### CHALLENGE
State only how many lines below include the string "показателей".

### Collection entries
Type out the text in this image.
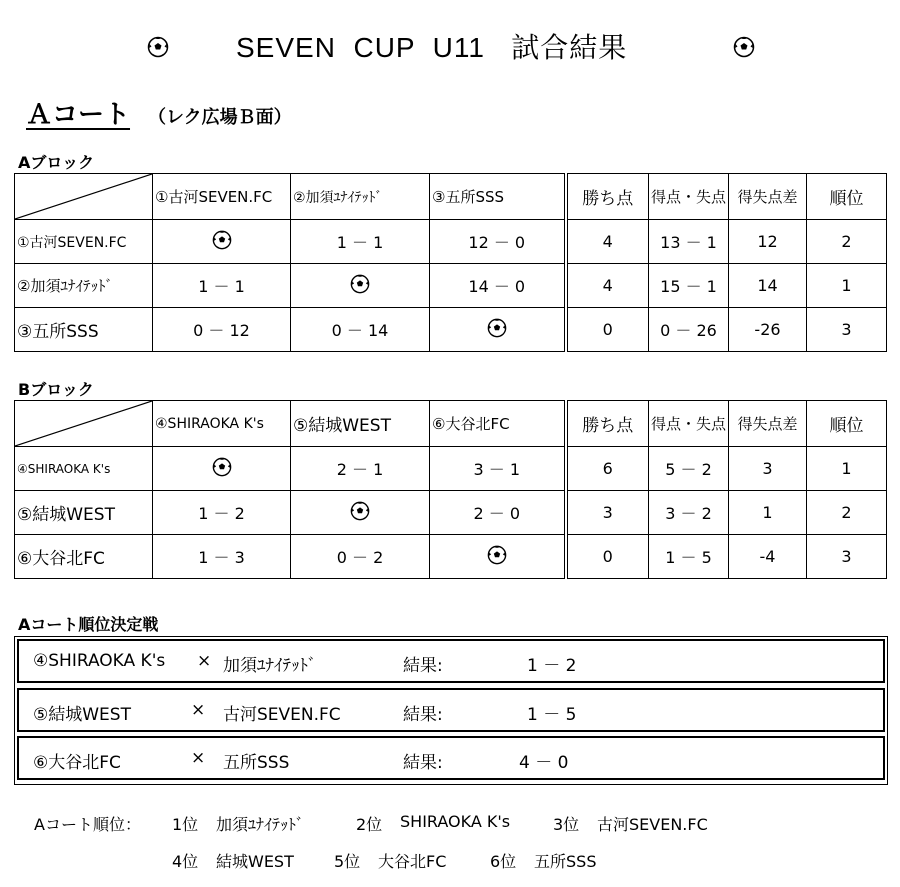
SEVEN  CUP  U11   試合結果
Ａコート （レク広場Ｂ面）
Aブロック
	①古河SEVEN.FC	②加須ﾕﾅｲﾃｯﾄﾞ	③五所SSS	勝ち点	得点・失点	得失点差	順位
①古河SEVEN.FC		1 － 1	12 － 0	4	13 － 1	12	2
②加須ﾕﾅｲﾃｯﾄﾞ	1 － 1		14 － 0	4	15 － 1	14	1
③五所SSS	0 － 12	0 － 14		0	0 － 26	-26	3
Bブロック
	④SHIRAOKA K's	⑤結城WEST	⑥大谷北FC	勝ち点	得点・失点	得失点差	順位
④SHIRAOKA K's		2 － 1	3 － 1	6	5 － 2	3	1
⑤結城WEST	1 － 2		2 － 0	3	3 － 2	1	2
⑥大谷北FC	1 － 3	0 － 2		0	1 － 5	-4	3
Aコート順位決定戦
④SHIRAOKA K's × 加須ﾕﾅｲﾃｯﾄﾞ	結果:	1 － 2
⑤結城WEST	× 古河SEVEN.FC	結果:	1 － 5
⑥大谷北FC	× 五所SSS	結果:	4 － 0
Aコート順位： 1位 加須ﾕﾅｲﾃｯﾄﾞ	2位 SHIRAOKA K's	3位 古河SEVEN.FC
4位 結城WEST	5位 大谷北FC	6位 五所SSS
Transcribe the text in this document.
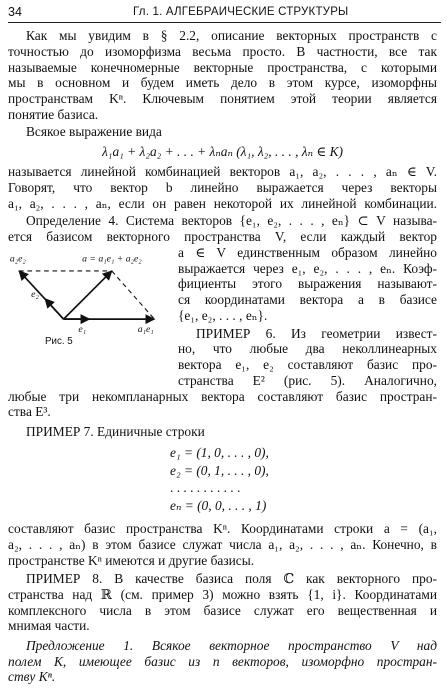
34	Гл. 1. АЛГЕБРАИЧЕСКИЕ СТРУКТУРЫ
Как мы увидим в § 2.2, описание векторных пространств с
точностью до изоморфизма весьма просто. В частности, все так
называемые конечномерные векторные пространства, с которыми
мы в основном и будем иметь дело в этом курсе, изоморфны
пространствам Kⁿ. Ключевым понятием этой теории является
понятие базиса.
Всякое выражение вида
λ₁a₁ + λ₂a₂ + . . . + λₙaₙ (λ₁, λ₂, . . . , λₙ ∈ K)
называется линейной комбинацией векторов a₁, a₂, . . . , aₙ ∈ V.
Говорят, что вектор b линейно выражается через векторы
a₁, a₂, . . . , aₙ, если он равен некоторой их линейной комбинации.
Определение 4. Система векторов {e₁, e₂, . . . , eₙ} ⊂ V называ-
ется базисом векторного пространства V, если каждый вектор
a ∈ V единственным образом линейно
выражается через e₁, e₂, . . . , eₙ. Коэф-
фициенты этого выражения называют-
ся координатами вектора a в базисе
{e₁, e₂, . . . , eₙ}.
ПРИМЕР 6. Из геометрии извест-
но, что любые два неколлинеарных
вектора e₁, e₂ составляют базис про-
странства E² (рис. 5). Аналогично,
любые три некомпланарных вектора составляют базис простран-
ства E³.
ПРИМЕР 7. Единичные строки
e₁ = (1, 0, . . . , 0),
e₂ = (0, 1, . . . , 0),
. . . . . . . . . . .
eₙ = (0, 0, . . . , 1)
составляют базис пространства Kⁿ. Координатами строки a = (a₁,
a₂, . . . , aₙ) в этом базисе служат числа a₁, a₂, . . . , aₙ. Конечно, в
пространстве Kⁿ имеются и другие базисы.
ПРИМЕР 8. В качестве базиса поля ℂ как векторного про-
странства над ℝ (см. пример 3) можно взять {1, i}. Координатами
комплексного числа в этом базисе служат его вещественная и
мнимая части.
Предложение 1. Всякое векторное пространство V над
полем K, имеющее базис из n векторов, изоморфно простран-
ству Kⁿ.
a₂e₂	a = a₁e₁ + a₂e₂
e₂
e₁	a₁e₁
Рис. 5
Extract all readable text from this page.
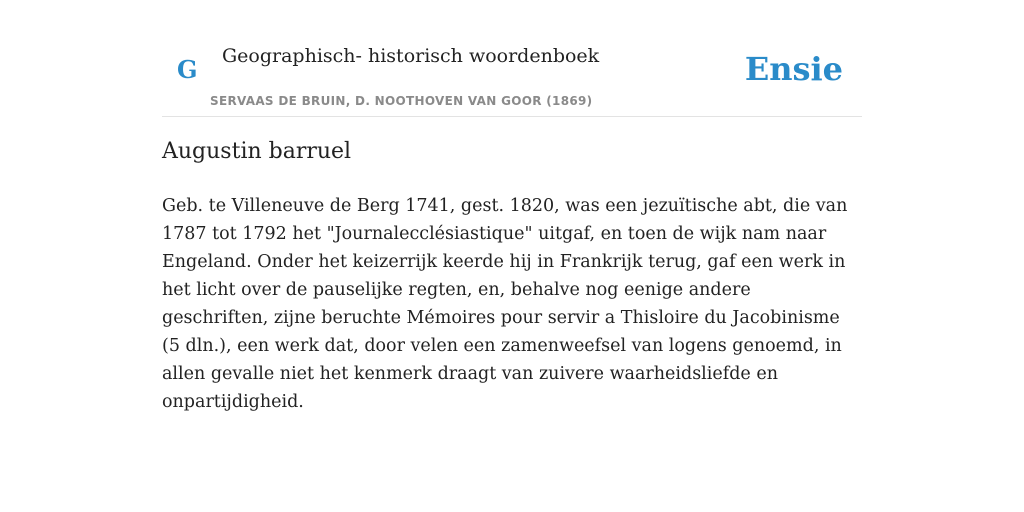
G Geographisch- historisch woordenboek
SERVAAS DE BRUIN, D. NOOTHOVEN VAN GOOR (1869)
Ensie
Augustin barruel

Geb. te Villeneuve de Berg 1741, gest. 1820, was een jezuïtische abt, die van 1787 tot 1792 het "Journalecclésiastique" uitgaf, en toen de wijk nam naar Engeland. Onder het keizerrijk keerde hij in Frankrijk terug, gaf een werk in het licht over de pauselijke regten, en, behalve nog eenige andere geschriften, zijne beruchte Mémoires pour servir a Thisloire du Jacobinisme (5 dln.), een werk dat, door velen een zamenweefsel van logens genoemd, in allen gevalle niet het kenmerk draagt van zuivere waarheidsliefde en onpartijdigheid.
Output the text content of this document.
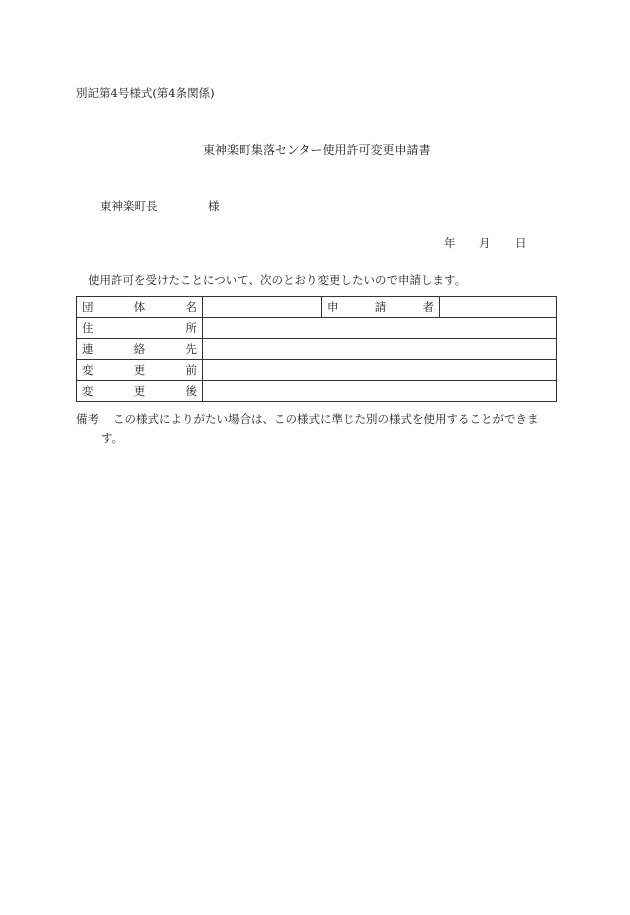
別記第4号様式(第4条関係)
東神楽町集落センター使用許可変更申請書
東神楽町長	様
年 月 日
使用許可を受けたことについて、次のとおり変更したいので申請します。
団 体 名		申 請 者	

住 所			

連 絡 先			

変 更 前			

変 更 後			

備考 この様式によりがたい場合は、この様式に準じた別の様式を使用することができま
す。
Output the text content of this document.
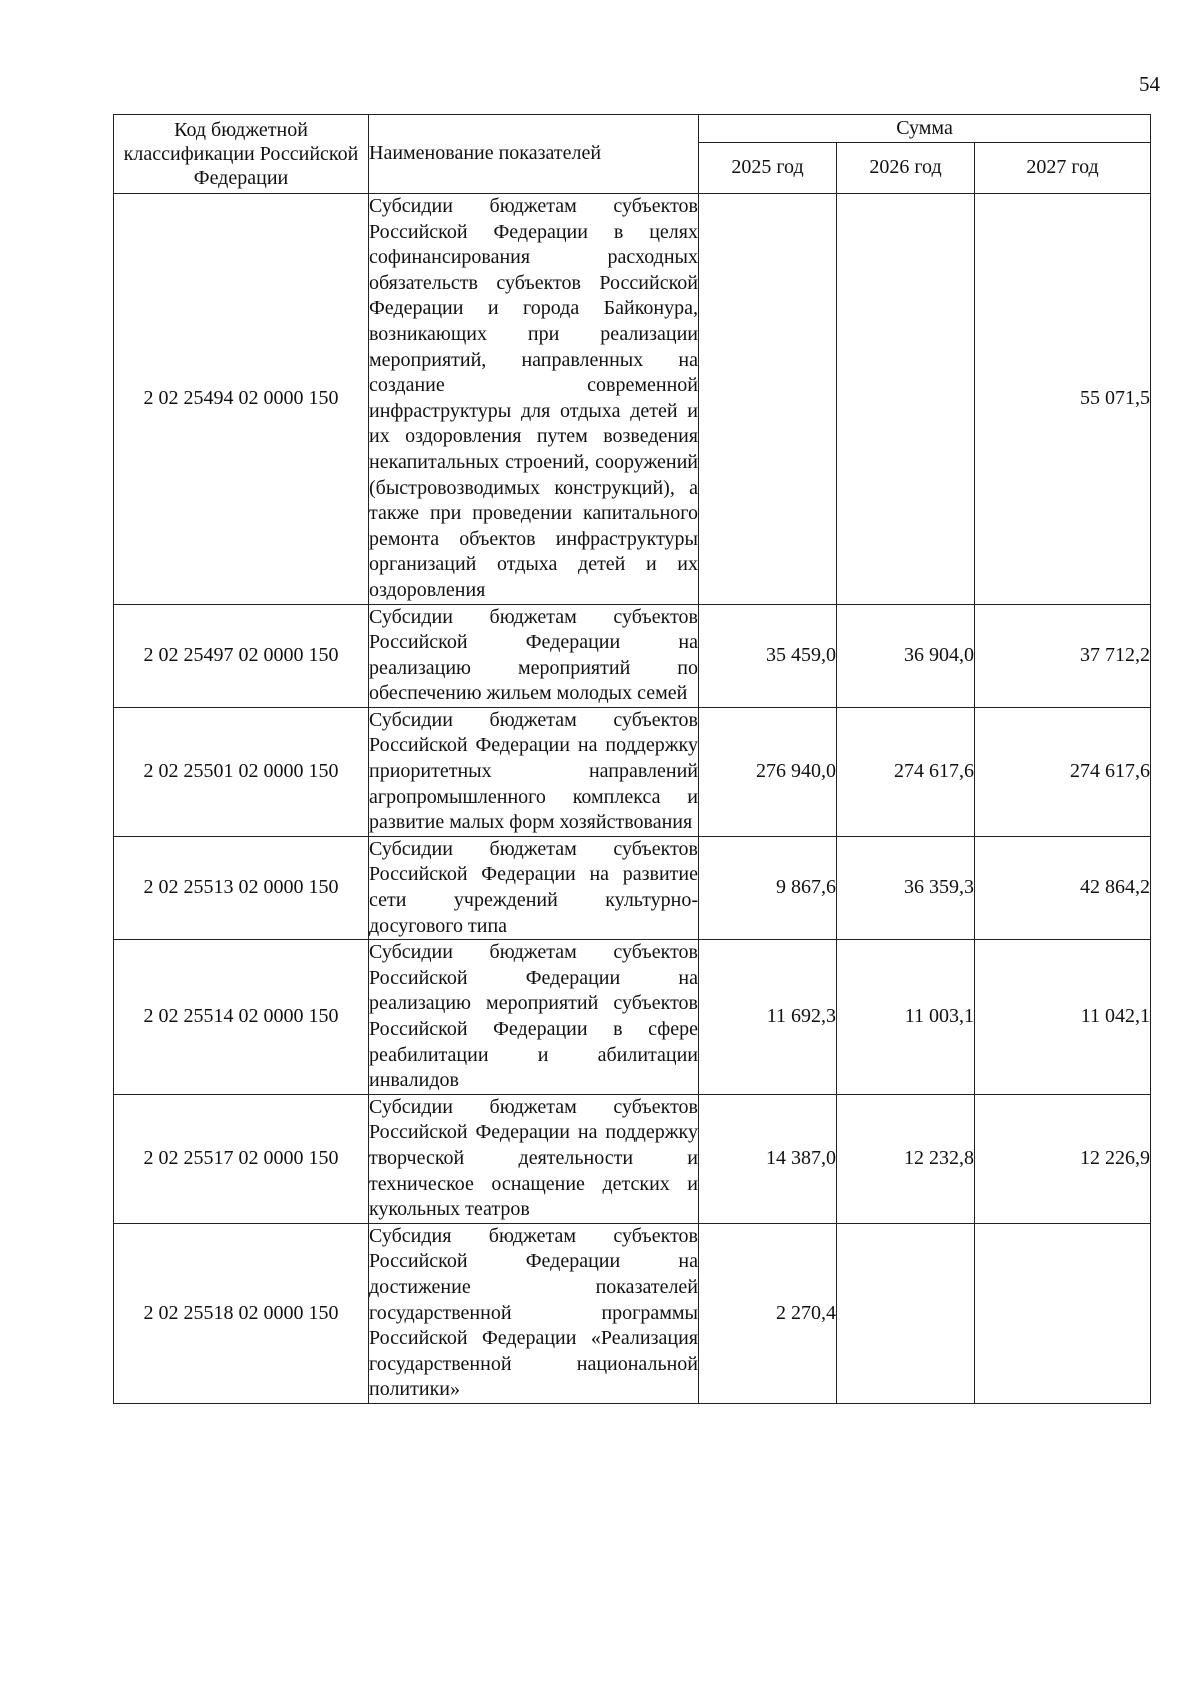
54
Код бюджетной классификации Российской Федерации	Наименование показателей	Сумма		
		2025 год	2026 год	2027 год
2 02 25494 02 0000 150	Субсидии бюджетам субъектов Российской Федерации в целях софинансирования расходных обязательств субъектов Российской Федерации и города Байконура, возникающих при реализации мероприятий, направленных на создание современной инфраструктуры для отдыха детей и их оздоровления путем возведения некапитальных строений, сооружений (быстровозводимых конструкций), а также при проведении капитального ремонта объектов инфраструктуры организаций отдыха детей и их оздоровления			55 071,5
2 02 25497 02 0000 150	Субсидии бюджетам субъектов Российской Федерации на реализацию мероприятий по обеспечению жильем молодых семей	35 459,0	36 904,0	37 712,2
2 02 25501 02 0000 150	Субсидии бюджетам субъектов Российской Федерации на поддержку приоритетных направлений агропромышленного комплекса и развитие малых форм хозяйствования	276 940,0	274 617,6	274 617,6
2 02 25513 02 0000 150	Субсидии бюджетам субъектов Российской Федерации на развитие сети учреждений культурно-досугового типа	9 867,6	36 359,3	42 864,2
2 02 25514 02 0000 150	Субсидии бюджетам субъектов Российской Федерации на реализацию мероприятий субъектов Российской Федерации в сфере реабилитации и абилитации инвалидов	11 692,3	11 003,1	11 042,1
2 02 25517 02 0000 150	Субсидии бюджетам субъектов Российской Федерации на поддержку творческой деятельности и техническое оснащение детских и кукольных театров	14 387,0	12 232,8	12 226,9
2 02 25518 02 0000 150	Субсидия бюджетам субъектов Российской Федерации на достижение показателей государственной программы Российской Федерации «Реализация государственной национальной политики»	2 270,4		
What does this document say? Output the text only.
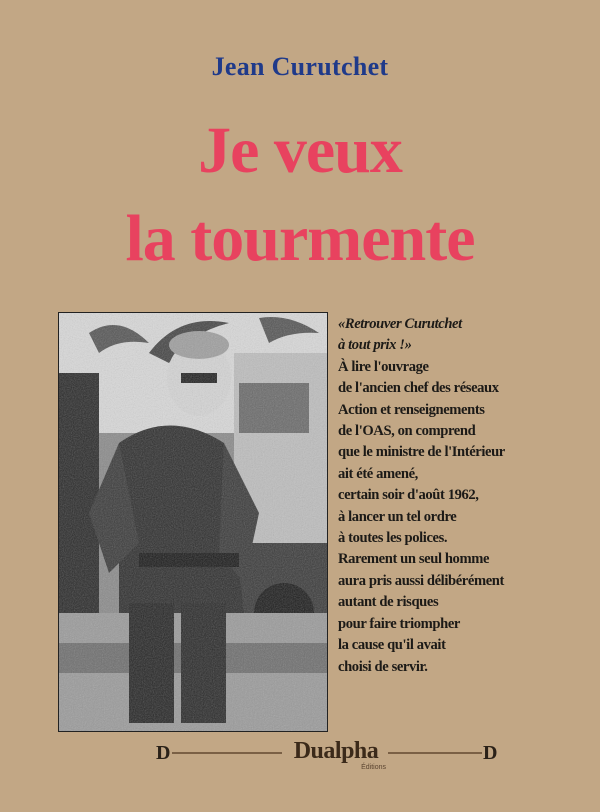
Jean Curutchet
Je veux
la tourmente
«Retrouver Curutchet
à tout prix !»
À lire l'ouvrage
de l'ancien chef des réseaux
Action et renseignements
de l'OAS, on comprend
que le ministre de l'Intérieur
ait été amené,
certain soir d'août 1962,
à lancer un tel ordre
à toutes les polices.
Rarement un seul homme
aura pris aussi délibérément
autant de risques
pour faire triompher
la cause qu'il avait
choisi de servir.
D	Dualpha
Éditions
D
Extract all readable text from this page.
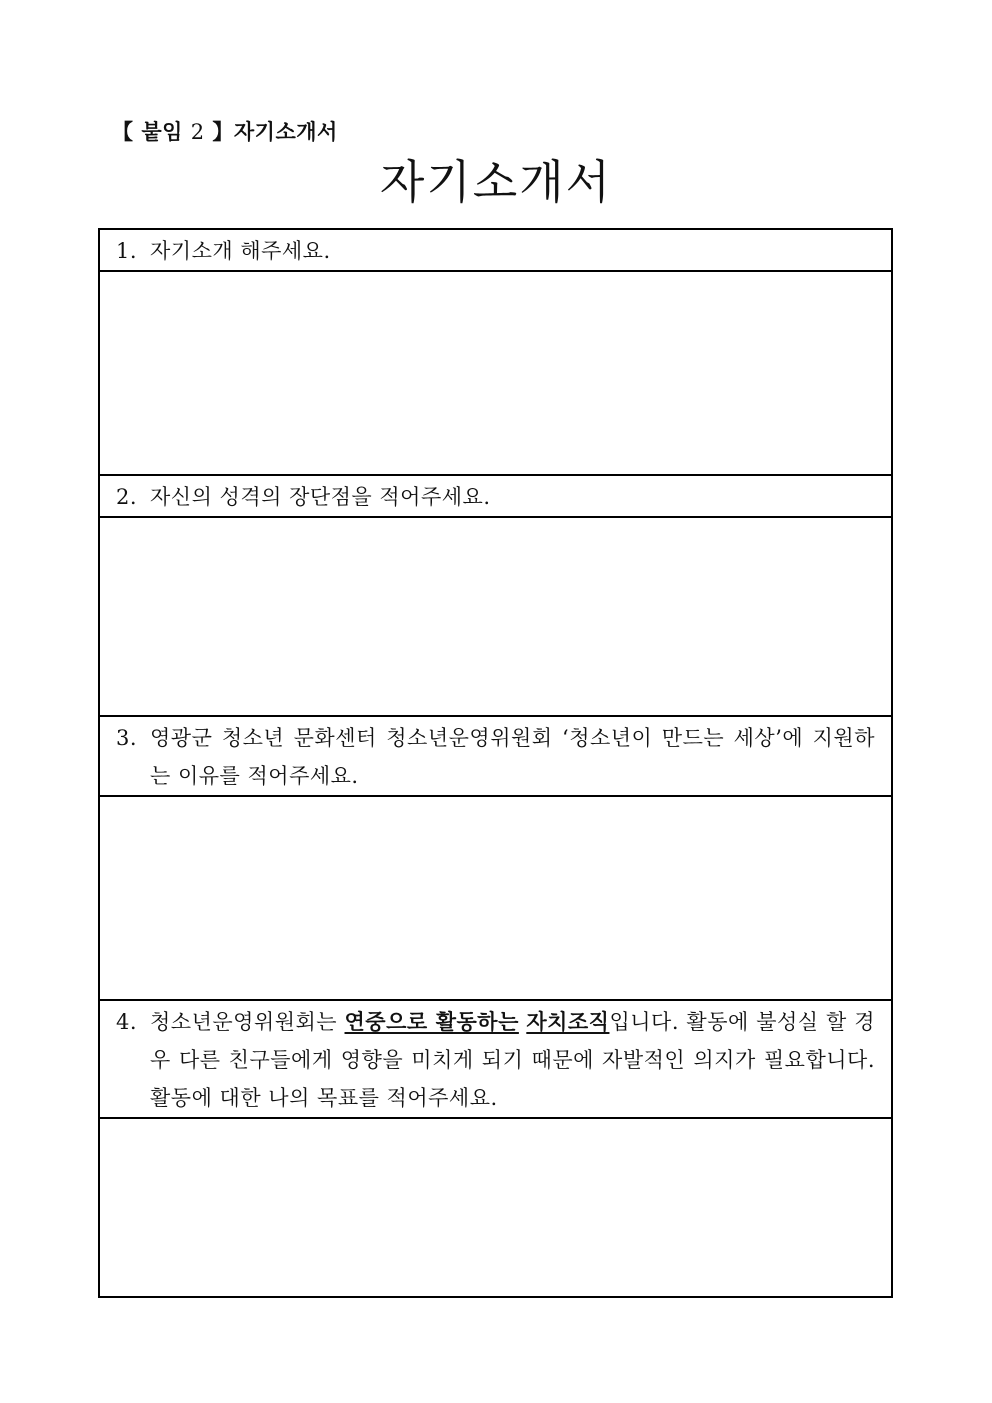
【 붙임 2 】자기소개서
자기소개서
1. 자기소개 해주세요.

2. 자신의 성격의 장단점을 적어주세요.

3. 영광군 청소년 문화센터 청소년운영위원회 ‘청소년이 만드는 세상’에 지원하는 이유를 적어주세요.

4. 청소년운영위원회는 연중으로 활동하는 자치조직입니다. 활동에 불성실 할 경우 다른 친구들에게 영향을 미치게 되기 때문에 자발적인 의지가 필요합니다. 활동에 대한 나의 목표를 적어주세요.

### FULL ANSWER
2